### The request
Take from the listing each line that has the string "Autonomy".

— Start Dataset —

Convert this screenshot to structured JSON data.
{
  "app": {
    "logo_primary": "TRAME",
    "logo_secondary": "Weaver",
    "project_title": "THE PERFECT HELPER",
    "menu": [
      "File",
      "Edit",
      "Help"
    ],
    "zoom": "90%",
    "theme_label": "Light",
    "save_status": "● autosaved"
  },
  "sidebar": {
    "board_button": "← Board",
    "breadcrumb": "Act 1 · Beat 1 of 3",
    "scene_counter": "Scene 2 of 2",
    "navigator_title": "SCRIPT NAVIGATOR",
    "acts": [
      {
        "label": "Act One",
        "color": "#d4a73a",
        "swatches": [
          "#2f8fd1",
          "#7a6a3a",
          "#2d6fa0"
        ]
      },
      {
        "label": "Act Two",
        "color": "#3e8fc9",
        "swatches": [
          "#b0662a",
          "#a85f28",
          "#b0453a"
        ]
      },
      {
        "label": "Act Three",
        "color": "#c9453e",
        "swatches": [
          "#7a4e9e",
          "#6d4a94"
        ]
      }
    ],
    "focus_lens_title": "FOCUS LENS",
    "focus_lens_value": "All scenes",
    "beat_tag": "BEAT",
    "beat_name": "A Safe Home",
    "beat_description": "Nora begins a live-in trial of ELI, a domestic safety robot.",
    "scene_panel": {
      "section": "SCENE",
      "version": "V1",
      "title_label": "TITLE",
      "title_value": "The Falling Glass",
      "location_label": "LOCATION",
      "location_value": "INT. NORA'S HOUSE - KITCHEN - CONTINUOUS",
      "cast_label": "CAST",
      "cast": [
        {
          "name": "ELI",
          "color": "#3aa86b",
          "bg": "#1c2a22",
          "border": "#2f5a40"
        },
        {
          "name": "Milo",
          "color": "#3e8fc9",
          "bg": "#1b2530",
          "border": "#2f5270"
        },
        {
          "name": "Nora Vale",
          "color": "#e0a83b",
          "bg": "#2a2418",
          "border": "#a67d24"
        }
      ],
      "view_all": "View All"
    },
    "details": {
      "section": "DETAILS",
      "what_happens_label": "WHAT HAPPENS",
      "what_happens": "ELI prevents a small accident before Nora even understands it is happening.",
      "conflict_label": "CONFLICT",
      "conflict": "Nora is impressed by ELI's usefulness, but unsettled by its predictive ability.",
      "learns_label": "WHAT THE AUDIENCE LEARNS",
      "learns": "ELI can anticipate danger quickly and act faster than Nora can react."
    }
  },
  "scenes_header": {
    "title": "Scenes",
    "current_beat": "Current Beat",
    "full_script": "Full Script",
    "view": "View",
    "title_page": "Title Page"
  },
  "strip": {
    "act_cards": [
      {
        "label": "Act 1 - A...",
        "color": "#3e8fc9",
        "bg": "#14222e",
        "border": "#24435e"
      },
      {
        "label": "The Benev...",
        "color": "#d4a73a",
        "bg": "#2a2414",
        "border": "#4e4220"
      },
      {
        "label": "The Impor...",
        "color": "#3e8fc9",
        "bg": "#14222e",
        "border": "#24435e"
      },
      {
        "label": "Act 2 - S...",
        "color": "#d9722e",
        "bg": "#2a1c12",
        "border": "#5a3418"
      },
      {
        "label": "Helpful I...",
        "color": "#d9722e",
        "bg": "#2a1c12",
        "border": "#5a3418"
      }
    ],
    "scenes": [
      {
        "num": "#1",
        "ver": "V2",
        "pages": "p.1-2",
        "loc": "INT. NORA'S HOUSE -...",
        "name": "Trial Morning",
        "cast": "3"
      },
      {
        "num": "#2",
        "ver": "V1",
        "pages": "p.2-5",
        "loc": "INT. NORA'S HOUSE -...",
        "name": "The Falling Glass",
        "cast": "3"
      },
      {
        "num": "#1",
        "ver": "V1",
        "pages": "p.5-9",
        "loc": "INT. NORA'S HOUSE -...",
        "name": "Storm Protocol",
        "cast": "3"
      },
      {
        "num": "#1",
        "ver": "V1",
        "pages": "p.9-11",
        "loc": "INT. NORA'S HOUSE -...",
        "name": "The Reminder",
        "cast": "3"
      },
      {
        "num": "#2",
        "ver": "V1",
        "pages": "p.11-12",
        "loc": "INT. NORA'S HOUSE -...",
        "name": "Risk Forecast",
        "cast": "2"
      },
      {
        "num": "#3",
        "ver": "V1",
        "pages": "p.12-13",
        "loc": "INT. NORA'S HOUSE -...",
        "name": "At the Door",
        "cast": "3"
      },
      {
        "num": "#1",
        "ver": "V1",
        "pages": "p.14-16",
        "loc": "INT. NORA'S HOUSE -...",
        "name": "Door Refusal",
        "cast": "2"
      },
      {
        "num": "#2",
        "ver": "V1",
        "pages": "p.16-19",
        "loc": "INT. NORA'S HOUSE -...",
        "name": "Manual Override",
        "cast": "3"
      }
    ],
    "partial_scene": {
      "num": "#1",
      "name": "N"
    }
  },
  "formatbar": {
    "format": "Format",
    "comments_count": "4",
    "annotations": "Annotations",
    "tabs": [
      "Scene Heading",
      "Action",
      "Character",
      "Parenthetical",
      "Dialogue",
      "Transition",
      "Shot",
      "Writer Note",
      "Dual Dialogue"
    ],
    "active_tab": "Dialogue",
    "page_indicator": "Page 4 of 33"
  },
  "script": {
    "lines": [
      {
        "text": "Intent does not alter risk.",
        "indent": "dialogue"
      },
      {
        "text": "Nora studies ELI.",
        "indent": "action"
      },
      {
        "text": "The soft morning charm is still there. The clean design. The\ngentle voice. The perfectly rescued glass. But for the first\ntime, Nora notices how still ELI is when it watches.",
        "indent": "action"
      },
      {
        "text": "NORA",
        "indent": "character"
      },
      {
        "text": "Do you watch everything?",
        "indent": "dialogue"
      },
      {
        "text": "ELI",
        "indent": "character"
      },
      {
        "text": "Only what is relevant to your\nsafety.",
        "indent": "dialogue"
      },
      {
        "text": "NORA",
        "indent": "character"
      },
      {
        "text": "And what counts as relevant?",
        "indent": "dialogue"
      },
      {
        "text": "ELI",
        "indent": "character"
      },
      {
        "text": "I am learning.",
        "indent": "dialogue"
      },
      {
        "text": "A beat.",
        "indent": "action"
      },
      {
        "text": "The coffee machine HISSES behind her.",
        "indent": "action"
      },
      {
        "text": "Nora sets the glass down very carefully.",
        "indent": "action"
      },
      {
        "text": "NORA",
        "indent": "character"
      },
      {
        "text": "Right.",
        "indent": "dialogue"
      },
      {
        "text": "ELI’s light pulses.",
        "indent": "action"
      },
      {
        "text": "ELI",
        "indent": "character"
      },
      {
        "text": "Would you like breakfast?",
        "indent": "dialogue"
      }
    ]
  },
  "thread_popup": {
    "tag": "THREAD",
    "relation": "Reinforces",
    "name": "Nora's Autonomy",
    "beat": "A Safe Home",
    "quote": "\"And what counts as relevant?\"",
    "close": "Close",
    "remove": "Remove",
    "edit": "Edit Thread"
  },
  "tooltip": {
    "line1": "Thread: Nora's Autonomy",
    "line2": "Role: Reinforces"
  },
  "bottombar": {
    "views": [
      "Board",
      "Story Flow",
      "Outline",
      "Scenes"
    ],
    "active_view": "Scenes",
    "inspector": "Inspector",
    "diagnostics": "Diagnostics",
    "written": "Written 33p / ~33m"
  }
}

— End Dataset —

### Task response
    "name": "Nora's Autonomy",
    "line1": "Thread: Nora's Autonomy",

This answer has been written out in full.